:: TASK REQUIREMENTS ::
In the entries below, find the lines with the word "JESUS" and copy them.

Collected data entries:
+-------+
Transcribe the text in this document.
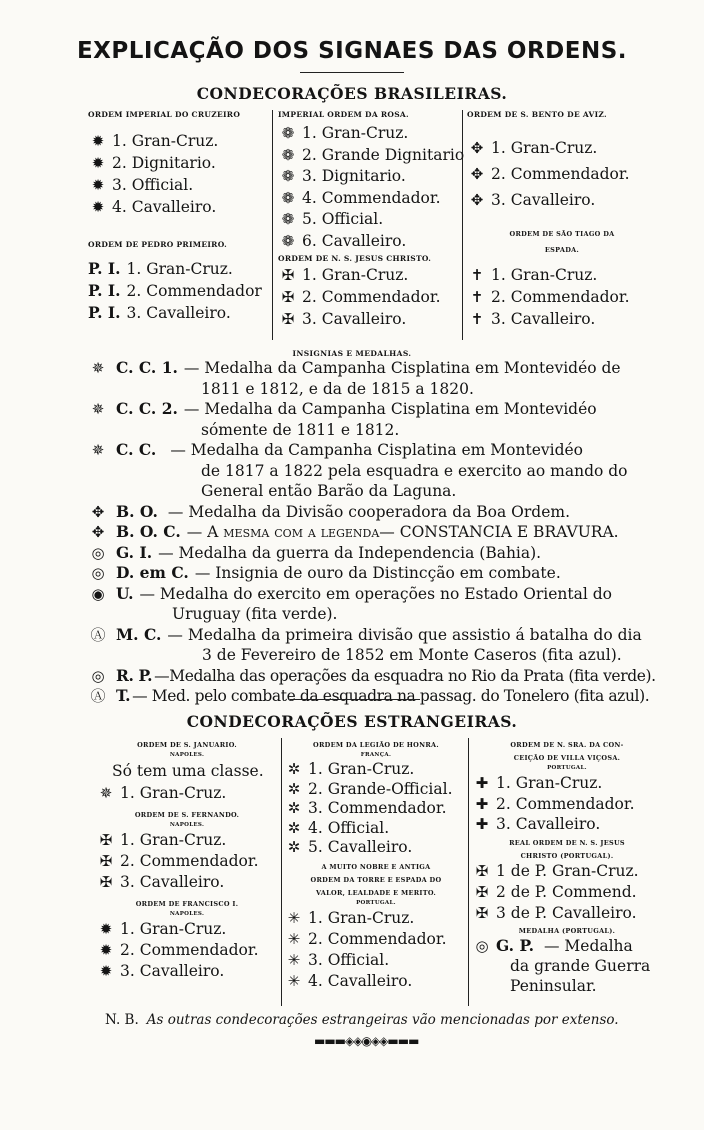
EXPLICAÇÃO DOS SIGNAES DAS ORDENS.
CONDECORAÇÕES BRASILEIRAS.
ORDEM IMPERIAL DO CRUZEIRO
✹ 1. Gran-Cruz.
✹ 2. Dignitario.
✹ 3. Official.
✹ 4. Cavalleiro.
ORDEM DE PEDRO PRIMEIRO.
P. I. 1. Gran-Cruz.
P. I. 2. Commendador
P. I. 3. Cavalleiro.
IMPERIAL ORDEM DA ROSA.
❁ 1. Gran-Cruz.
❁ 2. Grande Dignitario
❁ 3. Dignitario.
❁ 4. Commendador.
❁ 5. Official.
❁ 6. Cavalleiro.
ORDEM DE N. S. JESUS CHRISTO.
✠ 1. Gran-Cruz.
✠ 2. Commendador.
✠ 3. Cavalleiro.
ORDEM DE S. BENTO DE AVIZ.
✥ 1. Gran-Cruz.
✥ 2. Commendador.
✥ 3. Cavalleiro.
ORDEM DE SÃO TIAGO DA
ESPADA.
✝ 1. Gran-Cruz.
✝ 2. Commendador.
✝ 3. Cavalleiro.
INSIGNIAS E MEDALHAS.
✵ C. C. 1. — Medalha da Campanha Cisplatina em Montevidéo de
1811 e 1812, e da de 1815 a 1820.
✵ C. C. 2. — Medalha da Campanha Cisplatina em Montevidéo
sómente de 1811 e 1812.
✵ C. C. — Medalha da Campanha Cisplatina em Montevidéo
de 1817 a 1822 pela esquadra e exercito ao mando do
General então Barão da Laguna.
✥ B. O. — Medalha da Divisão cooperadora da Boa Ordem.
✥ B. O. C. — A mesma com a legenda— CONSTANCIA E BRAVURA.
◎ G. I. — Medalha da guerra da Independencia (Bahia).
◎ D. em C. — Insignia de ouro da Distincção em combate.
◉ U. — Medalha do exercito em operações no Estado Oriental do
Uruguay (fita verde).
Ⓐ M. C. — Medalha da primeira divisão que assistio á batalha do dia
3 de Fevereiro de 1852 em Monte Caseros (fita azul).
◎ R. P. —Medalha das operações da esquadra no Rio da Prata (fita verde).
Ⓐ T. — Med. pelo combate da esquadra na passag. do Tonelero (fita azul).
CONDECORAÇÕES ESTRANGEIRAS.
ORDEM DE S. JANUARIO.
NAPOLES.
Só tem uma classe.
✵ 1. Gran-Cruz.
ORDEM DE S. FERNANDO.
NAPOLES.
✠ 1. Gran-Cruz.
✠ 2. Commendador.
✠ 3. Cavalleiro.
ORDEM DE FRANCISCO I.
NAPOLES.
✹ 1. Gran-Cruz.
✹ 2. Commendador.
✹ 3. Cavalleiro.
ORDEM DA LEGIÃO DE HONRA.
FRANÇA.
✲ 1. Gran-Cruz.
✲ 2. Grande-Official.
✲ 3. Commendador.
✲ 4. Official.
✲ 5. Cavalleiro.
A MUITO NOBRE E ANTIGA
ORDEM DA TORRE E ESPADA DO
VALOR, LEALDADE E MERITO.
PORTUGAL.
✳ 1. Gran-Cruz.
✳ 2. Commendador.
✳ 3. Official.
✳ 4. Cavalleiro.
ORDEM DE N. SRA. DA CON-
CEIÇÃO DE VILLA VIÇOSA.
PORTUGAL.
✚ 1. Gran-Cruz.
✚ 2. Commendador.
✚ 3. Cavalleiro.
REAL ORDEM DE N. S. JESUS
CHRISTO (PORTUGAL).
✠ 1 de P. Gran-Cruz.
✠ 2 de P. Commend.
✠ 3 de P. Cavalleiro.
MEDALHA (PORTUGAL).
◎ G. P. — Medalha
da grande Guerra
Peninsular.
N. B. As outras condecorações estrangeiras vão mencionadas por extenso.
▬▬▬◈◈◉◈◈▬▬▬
+-------+
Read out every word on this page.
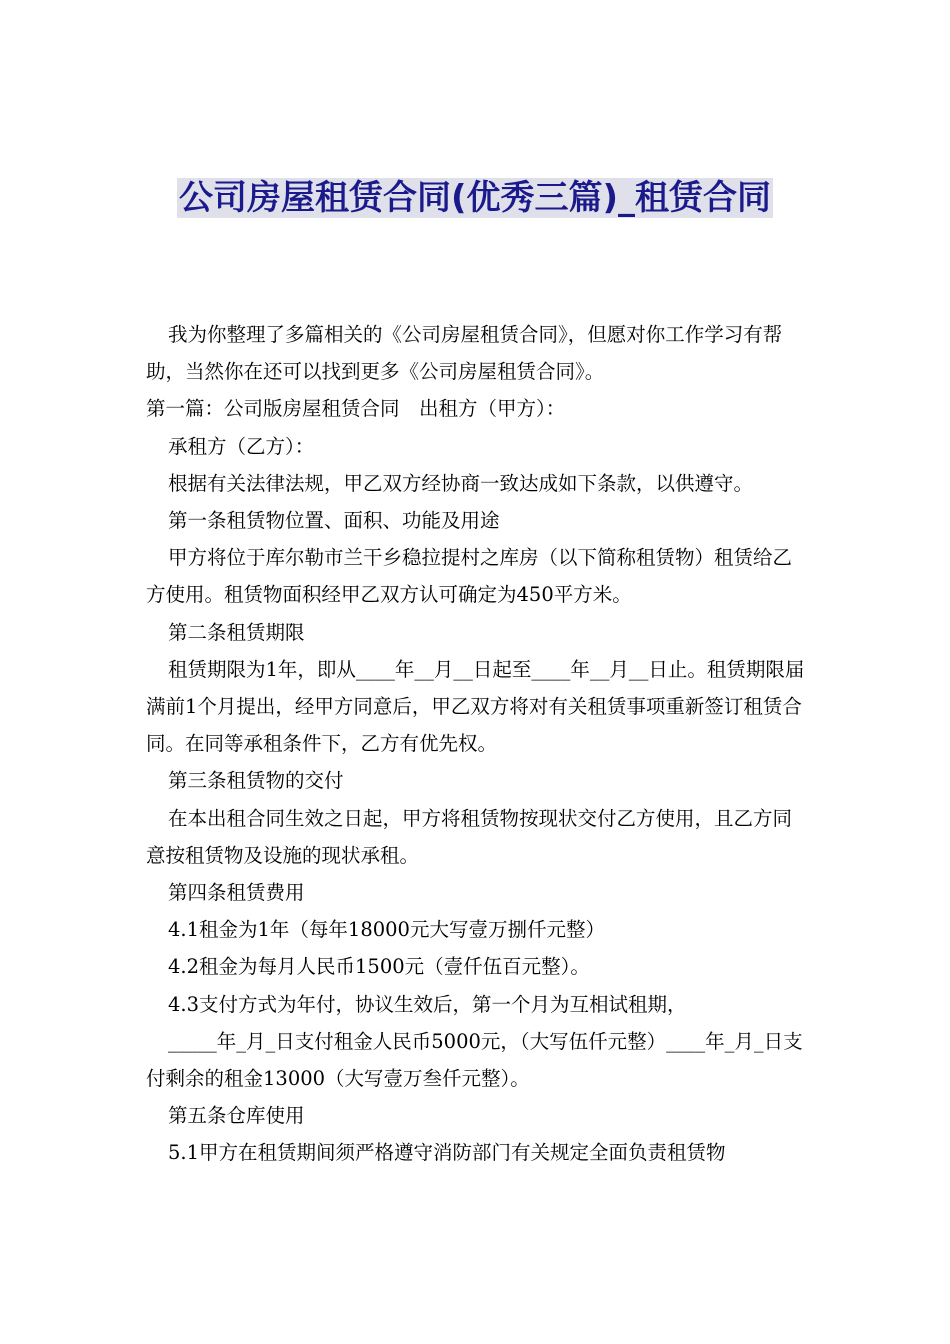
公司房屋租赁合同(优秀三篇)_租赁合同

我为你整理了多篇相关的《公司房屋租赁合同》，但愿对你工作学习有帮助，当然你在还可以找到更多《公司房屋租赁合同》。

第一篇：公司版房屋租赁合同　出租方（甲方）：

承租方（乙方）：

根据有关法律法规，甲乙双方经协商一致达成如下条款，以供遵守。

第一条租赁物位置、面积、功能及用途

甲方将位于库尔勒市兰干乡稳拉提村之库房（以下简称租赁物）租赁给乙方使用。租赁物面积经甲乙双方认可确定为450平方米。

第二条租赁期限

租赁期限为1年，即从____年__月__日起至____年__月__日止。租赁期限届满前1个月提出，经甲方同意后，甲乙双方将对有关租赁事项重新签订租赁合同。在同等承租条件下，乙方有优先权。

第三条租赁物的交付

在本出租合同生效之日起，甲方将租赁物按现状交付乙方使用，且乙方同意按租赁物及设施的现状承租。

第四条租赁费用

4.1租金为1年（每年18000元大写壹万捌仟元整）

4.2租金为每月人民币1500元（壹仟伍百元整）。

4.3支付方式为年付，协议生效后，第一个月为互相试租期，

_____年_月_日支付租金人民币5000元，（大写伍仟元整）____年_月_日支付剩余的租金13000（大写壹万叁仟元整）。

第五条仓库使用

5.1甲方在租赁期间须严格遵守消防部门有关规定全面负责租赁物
+-------+
:: FULL OUTPUT ::
ORDEM DE N. S. JESUS CHRISTO.
REAL ORDEM DE N. S. JESUS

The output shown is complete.